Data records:
BEGIN

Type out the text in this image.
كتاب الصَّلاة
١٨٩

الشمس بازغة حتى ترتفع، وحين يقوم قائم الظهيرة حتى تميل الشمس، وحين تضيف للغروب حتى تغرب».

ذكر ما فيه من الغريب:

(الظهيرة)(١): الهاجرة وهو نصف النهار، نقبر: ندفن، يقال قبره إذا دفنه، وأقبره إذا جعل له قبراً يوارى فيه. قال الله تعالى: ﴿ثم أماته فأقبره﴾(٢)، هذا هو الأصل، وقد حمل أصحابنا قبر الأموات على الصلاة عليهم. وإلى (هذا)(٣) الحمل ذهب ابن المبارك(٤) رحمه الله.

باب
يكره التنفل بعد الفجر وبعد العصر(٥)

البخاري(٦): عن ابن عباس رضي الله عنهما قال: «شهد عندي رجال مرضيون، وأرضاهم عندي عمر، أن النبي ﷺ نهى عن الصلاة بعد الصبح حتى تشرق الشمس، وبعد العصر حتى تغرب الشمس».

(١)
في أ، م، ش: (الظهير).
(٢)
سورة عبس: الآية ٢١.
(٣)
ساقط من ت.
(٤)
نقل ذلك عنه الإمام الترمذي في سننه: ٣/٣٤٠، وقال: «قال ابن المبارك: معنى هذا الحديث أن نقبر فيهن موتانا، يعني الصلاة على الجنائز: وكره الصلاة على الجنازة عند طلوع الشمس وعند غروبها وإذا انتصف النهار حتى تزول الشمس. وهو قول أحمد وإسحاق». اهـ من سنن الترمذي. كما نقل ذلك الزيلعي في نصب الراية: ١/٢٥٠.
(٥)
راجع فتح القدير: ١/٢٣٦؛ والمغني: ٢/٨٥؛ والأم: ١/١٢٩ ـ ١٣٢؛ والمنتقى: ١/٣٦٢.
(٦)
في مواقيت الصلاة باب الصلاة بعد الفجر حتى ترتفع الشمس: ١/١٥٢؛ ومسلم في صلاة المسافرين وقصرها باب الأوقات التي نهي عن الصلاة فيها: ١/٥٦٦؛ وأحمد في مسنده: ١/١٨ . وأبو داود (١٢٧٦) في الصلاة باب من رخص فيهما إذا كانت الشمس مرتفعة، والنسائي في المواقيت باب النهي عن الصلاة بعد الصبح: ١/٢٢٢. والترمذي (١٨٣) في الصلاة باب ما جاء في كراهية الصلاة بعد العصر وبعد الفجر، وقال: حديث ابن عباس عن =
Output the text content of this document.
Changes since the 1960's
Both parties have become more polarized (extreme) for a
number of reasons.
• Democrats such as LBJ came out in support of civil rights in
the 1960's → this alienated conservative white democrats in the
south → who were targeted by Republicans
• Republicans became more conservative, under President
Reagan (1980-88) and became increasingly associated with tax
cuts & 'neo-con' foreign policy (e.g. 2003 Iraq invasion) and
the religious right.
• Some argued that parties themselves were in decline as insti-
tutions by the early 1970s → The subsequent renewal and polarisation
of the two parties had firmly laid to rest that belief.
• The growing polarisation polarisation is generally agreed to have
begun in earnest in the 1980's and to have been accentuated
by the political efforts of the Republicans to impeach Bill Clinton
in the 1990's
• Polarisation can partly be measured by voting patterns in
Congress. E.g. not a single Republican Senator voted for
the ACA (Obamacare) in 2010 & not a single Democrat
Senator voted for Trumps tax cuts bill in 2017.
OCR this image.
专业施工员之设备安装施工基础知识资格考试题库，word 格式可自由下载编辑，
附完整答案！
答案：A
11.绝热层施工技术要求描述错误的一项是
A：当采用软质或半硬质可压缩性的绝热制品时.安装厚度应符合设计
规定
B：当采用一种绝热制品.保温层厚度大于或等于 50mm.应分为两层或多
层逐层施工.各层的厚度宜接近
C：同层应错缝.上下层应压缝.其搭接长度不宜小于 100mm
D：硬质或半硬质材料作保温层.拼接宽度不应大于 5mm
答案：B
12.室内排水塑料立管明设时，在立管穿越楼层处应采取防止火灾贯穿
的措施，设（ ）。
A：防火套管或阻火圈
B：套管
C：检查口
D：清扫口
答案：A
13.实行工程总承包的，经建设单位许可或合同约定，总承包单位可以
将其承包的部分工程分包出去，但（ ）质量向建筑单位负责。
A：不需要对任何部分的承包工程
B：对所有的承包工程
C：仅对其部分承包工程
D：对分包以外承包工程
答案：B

END

List each line of the entries that holds the string "were".

south → who were targeted by Republicans
• Some argued that parties themselves were in decline as insti-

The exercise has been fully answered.